Collected data
⁂
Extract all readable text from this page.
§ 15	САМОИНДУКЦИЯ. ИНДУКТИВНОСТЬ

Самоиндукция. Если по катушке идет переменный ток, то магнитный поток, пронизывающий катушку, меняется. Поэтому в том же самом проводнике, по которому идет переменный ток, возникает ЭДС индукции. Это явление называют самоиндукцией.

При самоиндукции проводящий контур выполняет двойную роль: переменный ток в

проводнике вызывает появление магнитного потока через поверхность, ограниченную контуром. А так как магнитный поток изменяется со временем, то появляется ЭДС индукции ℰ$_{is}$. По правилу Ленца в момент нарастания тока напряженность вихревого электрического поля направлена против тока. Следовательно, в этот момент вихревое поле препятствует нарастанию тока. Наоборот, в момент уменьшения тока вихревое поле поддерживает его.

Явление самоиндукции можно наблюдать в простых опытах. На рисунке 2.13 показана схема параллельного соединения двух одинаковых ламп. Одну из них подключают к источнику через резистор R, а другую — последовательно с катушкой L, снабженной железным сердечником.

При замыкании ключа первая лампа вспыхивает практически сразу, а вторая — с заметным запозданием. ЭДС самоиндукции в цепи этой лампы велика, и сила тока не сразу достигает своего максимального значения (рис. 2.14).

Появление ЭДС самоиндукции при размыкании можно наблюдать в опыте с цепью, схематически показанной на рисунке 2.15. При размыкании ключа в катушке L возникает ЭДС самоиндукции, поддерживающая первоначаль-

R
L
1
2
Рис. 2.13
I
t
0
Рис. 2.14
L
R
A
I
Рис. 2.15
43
⁂
• **Written problem**
Go through the records above and copy every line with the word "можно".

• **The result**
Явление самоиндукции можно наблюдать в простых опытах. На рисунке 2.13 показана схема параллельного соединения двух одинаковых ламп. Одну из них подключают к источнику через резистор R, а другую — последовательно с катушкой L, снабженной железным сердечником.
Появление ЭДС самоиндукции при размыкании можно наблюдать в опыте с цепью, схематически показанной на рисунке 2.15. При размыкании ключа в катушке L возникает ЭДС самоиндукции, поддерживающая первоначаль-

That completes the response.